*RECORDS SHOWN*.
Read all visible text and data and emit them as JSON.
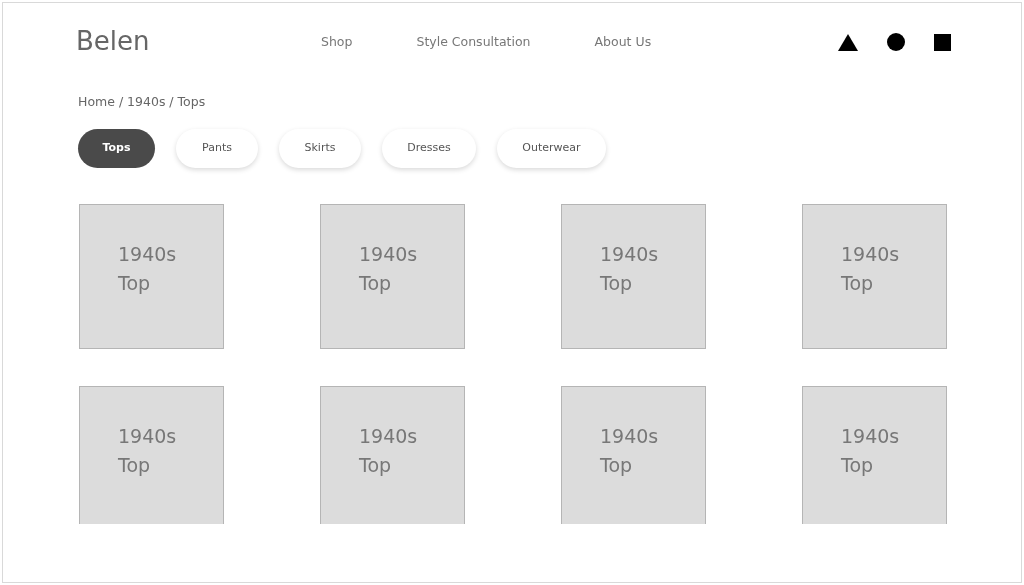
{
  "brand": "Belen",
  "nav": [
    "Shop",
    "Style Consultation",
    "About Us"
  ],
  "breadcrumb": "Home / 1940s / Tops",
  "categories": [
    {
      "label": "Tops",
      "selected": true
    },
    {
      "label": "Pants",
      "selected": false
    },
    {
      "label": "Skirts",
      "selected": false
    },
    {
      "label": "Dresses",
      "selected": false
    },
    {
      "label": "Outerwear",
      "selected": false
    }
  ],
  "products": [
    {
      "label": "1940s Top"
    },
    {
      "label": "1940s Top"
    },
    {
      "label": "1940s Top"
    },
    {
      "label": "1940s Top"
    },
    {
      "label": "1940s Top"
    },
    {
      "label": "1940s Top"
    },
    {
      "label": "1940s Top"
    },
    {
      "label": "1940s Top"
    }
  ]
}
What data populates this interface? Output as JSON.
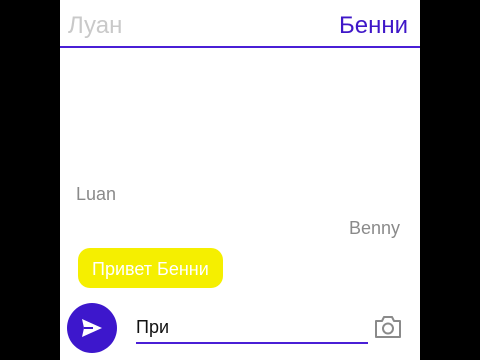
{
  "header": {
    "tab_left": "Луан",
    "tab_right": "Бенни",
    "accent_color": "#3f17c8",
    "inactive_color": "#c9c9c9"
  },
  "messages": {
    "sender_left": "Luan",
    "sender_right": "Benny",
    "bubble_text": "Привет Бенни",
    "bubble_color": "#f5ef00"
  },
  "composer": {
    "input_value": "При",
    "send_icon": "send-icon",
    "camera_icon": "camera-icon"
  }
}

*INSTRUCTIONS FOR THE TASK*. Extract, exactly as written, the span of lines from the one holding "What data populates" through the last line, inclusive. Skip any picture.

*PROBLEM SOLUTION*.
What data populates this interface? Output as JSON.
{
  "header": {
    "tab_left": "Луан",
    "tab_right": "Бенни",
    "accent_color": "#3f17c8",
    "inactive_color": "#c9c9c9"
  },
  "messages": {
    "sender_left": "Luan",
    "sender_right": "Benny",
    "bubble_text": "Привет Бенни",
    "bubble_color": "#f5ef00"
  },
  "composer": {
    "input_value": "При",
    "send_icon": "send-icon",
    "camera_icon": "camera-icon"
  }
}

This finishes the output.